**Brief:**
Locate every row below that contains the word "Confartigianato" and copy each of those rows in full.

Visual layout annotation rows:
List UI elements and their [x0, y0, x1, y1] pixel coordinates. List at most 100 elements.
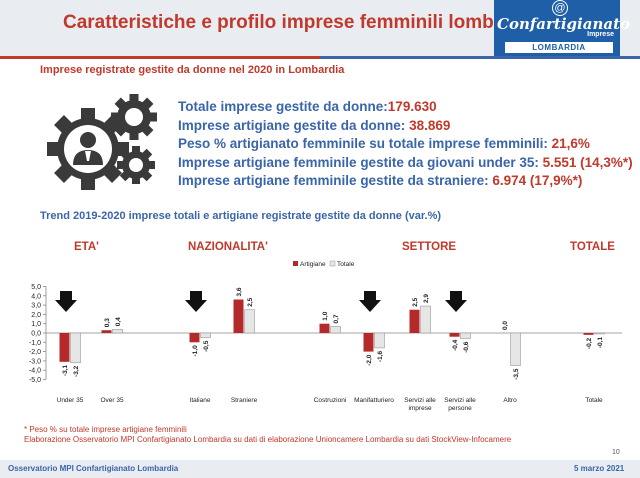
bar-value-label: -0,4: [452, 339, 459, 351]
bar-value-label: -3,2: [73, 365, 80, 377]
accent-bar-blue: [320, 56, 640, 59]
bar-artigiane: [583, 333, 594, 335]
logo-name: Confartigianato: [497, 15, 631, 33]
footer-organization: Osservatorio MPI Confartigianato Lombard…: [8, 464, 179, 473]
y-tick-label: 2,0: [31, 312, 41, 319]
stat-label: Peso % artigianato femminile su totale i…: [178, 136, 552, 151]
bar-value-label: 0,4: [115, 317, 122, 326]
bar-artigiane: [363, 333, 374, 352]
trend-title: Trend 2019-2020 imprese totali e artigia…: [40, 210, 442, 222]
legend-label-totale: Totale: [337, 261, 355, 268]
bar-totale: [594, 332, 605, 335]
bar-value-label: 0,7: [333, 314, 340, 323]
bar-value-label: 2,5: [247, 297, 254, 306]
category-label: Costruzioni: [314, 397, 347, 404]
bar-value-label: 0,3: [104, 318, 111, 327]
stat-value: 5.551 (14,3%*): [542, 154, 633, 170]
section-subtitle: Imprese registrate gestite da donne nel …: [40, 64, 345, 76]
bar-value-label: -1,6: [377, 350, 384, 362]
category-label: Italiane: [190, 397, 211, 404]
bar-value-label: 1,0: [322, 311, 329, 320]
group-label-nazionalita: NAZIONALITA': [188, 241, 268, 253]
stat-label: Imprese artigiane femminile gestite da g…: [178, 154, 543, 170]
bar-totale: [420, 305, 431, 334]
group-label-totale: TOTALE: [570, 241, 615, 253]
y-tick-label: -2,0: [29, 349, 41, 356]
group-label-settore: SETTORE: [402, 241, 457, 253]
down-arrow-icon: [359, 291, 381, 312]
bar-artigiane: [319, 323, 330, 333]
bar-artigiane: [189, 333, 200, 343]
bar-value-label: -3,5: [513, 368, 520, 380]
y-tick-label: 0,0: [31, 331, 41, 338]
stat-label: Imprese artigiane gestite da donne:: [178, 117, 410, 133]
y-tick-label: 3,0: [31, 303, 41, 310]
bar-totale: [330, 326, 341, 334]
gears-person-icon: [47, 94, 157, 190]
y-tick-label: 4,0: [31, 293, 41, 300]
bar-value-label: -1,0: [192, 345, 199, 357]
stat-value: 38.869: [409, 117, 451, 133]
down-arrow-icon: [185, 291, 207, 312]
category-label: Altro: [503, 397, 517, 404]
page-number: 10: [612, 449, 620, 456]
y-tick-label: -4,0: [29, 368, 41, 375]
bar-totale: [374, 332, 385, 349]
logo-region: LOMBARDIA: [505, 42, 613, 53]
stat-line: Imprese artigiane femminile gestite da s…: [178, 172, 633, 191]
stat-label: Totale imprese gestite da donne:: [178, 99, 388, 114]
bar-value-label: 2,5: [412, 297, 419, 306]
down-arrow-icon: [445, 291, 467, 312]
page-title: Caratteristiche e profilo imprese femmin…: [63, 12, 534, 33]
category-label: Totale: [585, 397, 603, 404]
logo-sub: Imprese: [587, 31, 614, 38]
stat-label: Imprese artigiane femminile gestite da s…: [178, 173, 493, 188]
stat-line: Imprese artigiane femminile gestite da g…: [178, 154, 633, 173]
category-label: Servizi alle imprese: [404, 397, 436, 412]
bar-value-label: 0,0: [502, 321, 509, 330]
stat-line: Imprese artigiane gestite da donne: 38.8…: [178, 117, 633, 136]
stat-line: Totale imprese gestite da donne:179.630: [178, 98, 633, 117]
bar-artigiane: [449, 333, 460, 337]
bar-totale: [112, 328, 123, 334]
category-label: Manifatturiero: [354, 397, 394, 404]
y-tick-label: -3,0: [29, 358, 41, 365]
bar-totale: [510, 332, 521, 366]
bar-value-label: -0,5: [203, 340, 210, 352]
bar-totale: [70, 332, 81, 364]
category-label: Over 35: [100, 397, 124, 404]
category-label: Straniere: [231, 397, 258, 404]
y-tick-label: 1,0: [31, 321, 41, 328]
bar-totale: [460, 332, 471, 339]
category-label: Servizi alle persone: [444, 397, 476, 412]
bar-value-label: 3,6: [236, 287, 243, 296]
bar-value-label: 2,9: [423, 294, 430, 303]
trend-bar-chart: 5,0 4,0 3,0 2,0 1,0 0,0 -1,0 -2,0 -3,0 -4,0 -5,0 Ar…: [29, 260, 622, 412]
footnote-source: Elaborazione Osservatorio MPI Confartigi…: [24, 435, 512, 444]
legend-swatch-totale: [329, 260, 336, 267]
stat-line: Peso % artigianato femminile su totale i…: [178, 135, 633, 154]
logo-at-icon: @: [552, 0, 568, 16]
legend-swatch-artigiane: [293, 261, 298, 266]
bar-value-label: -0,6: [463, 341, 470, 353]
y-tick-label: -1,0: [29, 340, 41, 347]
bar-totale: [244, 309, 255, 334]
footer-bar: [0, 460, 640, 478]
stat-value: 21,6%: [551, 136, 590, 151]
category-label: Under 35: [57, 397, 84, 404]
accent-bar-red: [0, 56, 320, 59]
bar-totale: [200, 332, 211, 338]
bar-artigiane: [59, 333, 70, 362]
stat-value: 179.630: [387, 99, 437, 114]
legend-label-artigiane: Artigiane: [300, 261, 326, 268]
y-tick-label: 5,0: [31, 284, 41, 291]
stats-list: Totale imprese gestite da donne:179.630 …: [178, 98, 633, 191]
bar-artigiane: [233, 299, 244, 333]
bar-value-label: -2,0: [366, 354, 373, 366]
bar-artigiane: [101, 330, 112, 333]
bar-value-label: -0,2: [586, 337, 593, 349]
bar-value-label: -0,1: [597, 337, 604, 349]
footer-date: 5 marzo 2021: [574, 464, 625, 473]
down-arrow-icon: [55, 291, 77, 312]
y-tick-label: -5,0: [29, 377, 41, 384]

**Solution:**
logo-name: Confartigianato: [497, 15, 631, 33]
footer-organization: Osservatorio MPI Confartigianato Lombard…: [8, 464, 179, 473]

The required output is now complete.